## [Work to be completed]
Copy down every line where the string "фиксаторы" shows up.

* * *

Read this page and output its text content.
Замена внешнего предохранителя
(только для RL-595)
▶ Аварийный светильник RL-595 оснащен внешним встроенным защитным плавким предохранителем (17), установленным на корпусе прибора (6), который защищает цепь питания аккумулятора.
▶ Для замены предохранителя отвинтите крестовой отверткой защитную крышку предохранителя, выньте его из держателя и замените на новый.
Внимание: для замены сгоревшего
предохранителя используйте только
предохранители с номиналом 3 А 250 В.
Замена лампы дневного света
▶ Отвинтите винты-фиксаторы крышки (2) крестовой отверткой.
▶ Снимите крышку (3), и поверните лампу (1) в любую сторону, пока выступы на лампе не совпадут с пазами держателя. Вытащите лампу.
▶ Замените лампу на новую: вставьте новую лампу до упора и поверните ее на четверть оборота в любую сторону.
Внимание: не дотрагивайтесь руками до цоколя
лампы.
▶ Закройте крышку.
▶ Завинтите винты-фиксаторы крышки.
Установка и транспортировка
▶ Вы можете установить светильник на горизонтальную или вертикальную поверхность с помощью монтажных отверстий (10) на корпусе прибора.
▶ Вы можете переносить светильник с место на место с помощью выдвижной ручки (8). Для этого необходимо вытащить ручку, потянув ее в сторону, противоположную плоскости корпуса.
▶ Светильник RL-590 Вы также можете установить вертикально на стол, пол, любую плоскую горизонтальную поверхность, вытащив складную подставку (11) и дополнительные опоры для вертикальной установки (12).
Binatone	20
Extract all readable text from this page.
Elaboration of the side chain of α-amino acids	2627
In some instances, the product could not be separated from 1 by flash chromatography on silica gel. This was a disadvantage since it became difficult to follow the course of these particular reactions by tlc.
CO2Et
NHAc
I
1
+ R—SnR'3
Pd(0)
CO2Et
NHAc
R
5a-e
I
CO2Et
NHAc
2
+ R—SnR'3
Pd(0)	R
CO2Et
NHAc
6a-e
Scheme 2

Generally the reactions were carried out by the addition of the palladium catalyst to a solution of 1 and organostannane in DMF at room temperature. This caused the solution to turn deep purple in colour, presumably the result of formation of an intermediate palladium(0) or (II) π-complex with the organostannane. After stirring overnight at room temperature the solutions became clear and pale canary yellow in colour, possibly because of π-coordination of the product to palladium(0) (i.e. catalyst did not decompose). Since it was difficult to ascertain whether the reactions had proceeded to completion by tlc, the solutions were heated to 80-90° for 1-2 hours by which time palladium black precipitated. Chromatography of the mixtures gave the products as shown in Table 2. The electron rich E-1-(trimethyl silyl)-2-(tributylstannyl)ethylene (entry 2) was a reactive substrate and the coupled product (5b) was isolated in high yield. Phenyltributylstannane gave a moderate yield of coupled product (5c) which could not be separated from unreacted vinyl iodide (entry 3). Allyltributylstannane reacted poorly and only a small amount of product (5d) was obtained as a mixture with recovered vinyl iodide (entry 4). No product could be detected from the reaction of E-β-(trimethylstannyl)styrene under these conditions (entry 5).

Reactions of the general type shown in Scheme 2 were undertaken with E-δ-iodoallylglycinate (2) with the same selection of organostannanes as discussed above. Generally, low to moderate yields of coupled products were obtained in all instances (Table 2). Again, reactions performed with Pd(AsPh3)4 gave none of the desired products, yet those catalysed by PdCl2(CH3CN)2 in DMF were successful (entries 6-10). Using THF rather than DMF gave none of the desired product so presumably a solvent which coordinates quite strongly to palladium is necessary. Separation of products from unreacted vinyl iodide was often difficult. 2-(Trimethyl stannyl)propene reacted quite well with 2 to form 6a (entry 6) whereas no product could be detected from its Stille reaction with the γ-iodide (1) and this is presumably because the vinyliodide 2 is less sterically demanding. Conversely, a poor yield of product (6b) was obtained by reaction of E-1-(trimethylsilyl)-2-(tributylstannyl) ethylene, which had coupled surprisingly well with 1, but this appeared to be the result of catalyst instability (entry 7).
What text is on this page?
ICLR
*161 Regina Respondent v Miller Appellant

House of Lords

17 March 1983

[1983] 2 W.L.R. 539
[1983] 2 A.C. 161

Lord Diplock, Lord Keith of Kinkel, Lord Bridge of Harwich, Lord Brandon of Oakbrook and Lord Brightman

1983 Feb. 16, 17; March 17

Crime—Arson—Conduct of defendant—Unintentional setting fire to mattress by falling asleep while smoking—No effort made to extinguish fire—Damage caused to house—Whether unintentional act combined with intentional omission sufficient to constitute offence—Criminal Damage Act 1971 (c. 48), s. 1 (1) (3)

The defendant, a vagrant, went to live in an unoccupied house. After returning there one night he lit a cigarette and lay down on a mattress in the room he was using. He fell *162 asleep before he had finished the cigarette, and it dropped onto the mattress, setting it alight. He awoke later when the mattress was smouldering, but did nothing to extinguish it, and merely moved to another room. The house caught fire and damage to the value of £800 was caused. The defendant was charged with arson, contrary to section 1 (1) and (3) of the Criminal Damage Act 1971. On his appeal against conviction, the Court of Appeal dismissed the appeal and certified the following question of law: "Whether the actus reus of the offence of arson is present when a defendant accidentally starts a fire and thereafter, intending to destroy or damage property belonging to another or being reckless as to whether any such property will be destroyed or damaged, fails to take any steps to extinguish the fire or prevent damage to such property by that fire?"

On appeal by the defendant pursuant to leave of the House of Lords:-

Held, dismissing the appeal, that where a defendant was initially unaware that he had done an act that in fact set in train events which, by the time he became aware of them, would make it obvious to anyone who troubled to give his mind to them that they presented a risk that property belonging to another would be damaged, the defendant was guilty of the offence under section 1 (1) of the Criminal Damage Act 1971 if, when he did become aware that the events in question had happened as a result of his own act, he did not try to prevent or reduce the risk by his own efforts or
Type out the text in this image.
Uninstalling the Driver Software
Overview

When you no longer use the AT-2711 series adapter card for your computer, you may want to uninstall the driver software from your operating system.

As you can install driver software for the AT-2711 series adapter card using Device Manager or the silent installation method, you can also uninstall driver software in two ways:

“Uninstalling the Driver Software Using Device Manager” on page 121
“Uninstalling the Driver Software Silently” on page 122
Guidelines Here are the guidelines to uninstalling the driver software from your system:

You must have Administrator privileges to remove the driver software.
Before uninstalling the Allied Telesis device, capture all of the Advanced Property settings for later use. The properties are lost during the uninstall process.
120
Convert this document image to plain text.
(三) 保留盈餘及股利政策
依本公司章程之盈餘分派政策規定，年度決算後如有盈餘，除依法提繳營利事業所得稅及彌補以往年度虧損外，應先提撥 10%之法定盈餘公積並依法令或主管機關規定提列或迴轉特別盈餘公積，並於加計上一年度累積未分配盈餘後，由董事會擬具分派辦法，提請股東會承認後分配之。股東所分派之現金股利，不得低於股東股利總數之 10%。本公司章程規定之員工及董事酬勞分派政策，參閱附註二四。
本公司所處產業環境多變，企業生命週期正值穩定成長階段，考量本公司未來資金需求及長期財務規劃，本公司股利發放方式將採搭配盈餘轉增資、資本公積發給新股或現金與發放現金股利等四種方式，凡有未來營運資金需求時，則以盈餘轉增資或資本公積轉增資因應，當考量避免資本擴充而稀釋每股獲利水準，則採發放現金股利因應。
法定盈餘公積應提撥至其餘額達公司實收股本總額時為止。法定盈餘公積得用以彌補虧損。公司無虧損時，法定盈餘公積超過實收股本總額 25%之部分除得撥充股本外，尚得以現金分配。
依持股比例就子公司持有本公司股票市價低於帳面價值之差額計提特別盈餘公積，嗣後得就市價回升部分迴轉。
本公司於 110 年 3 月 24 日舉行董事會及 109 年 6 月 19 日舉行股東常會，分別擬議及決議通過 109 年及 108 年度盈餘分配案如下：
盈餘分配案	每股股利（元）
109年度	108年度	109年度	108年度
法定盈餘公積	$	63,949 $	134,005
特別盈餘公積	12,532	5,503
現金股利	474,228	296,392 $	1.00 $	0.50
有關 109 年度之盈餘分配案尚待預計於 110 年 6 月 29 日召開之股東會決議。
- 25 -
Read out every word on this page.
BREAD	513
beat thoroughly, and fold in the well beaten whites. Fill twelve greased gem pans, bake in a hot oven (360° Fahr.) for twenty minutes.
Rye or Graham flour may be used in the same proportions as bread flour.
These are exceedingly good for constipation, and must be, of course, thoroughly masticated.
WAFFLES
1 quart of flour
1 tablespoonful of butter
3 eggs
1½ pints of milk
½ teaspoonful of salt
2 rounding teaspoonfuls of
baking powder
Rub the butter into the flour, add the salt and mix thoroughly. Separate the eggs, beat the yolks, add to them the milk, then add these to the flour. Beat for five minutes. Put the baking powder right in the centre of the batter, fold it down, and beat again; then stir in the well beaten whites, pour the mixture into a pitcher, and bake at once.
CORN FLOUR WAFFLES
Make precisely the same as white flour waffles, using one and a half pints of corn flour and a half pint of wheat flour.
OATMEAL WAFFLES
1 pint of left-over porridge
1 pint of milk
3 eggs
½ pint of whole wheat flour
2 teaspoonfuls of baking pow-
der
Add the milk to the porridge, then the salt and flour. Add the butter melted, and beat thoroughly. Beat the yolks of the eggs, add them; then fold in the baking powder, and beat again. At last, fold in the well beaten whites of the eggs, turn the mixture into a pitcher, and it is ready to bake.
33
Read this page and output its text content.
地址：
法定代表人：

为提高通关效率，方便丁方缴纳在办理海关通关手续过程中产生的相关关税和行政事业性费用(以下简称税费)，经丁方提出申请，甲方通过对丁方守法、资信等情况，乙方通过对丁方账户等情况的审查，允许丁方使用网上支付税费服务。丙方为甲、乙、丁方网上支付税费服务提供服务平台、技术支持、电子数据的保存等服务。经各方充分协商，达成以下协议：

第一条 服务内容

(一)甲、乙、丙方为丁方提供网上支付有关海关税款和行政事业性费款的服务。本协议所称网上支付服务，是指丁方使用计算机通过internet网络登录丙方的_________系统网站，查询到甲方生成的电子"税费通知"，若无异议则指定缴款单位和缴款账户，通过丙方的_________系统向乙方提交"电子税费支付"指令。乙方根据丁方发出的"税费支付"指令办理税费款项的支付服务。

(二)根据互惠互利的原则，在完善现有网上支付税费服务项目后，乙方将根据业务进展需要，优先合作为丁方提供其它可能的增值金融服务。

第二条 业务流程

* * *

## [Result for this exercise]
▶ Отвинтите винты-фиксаторы крышки (2) крестовой отверткой.
▶ Завинтите винты-фиксаторы крышки.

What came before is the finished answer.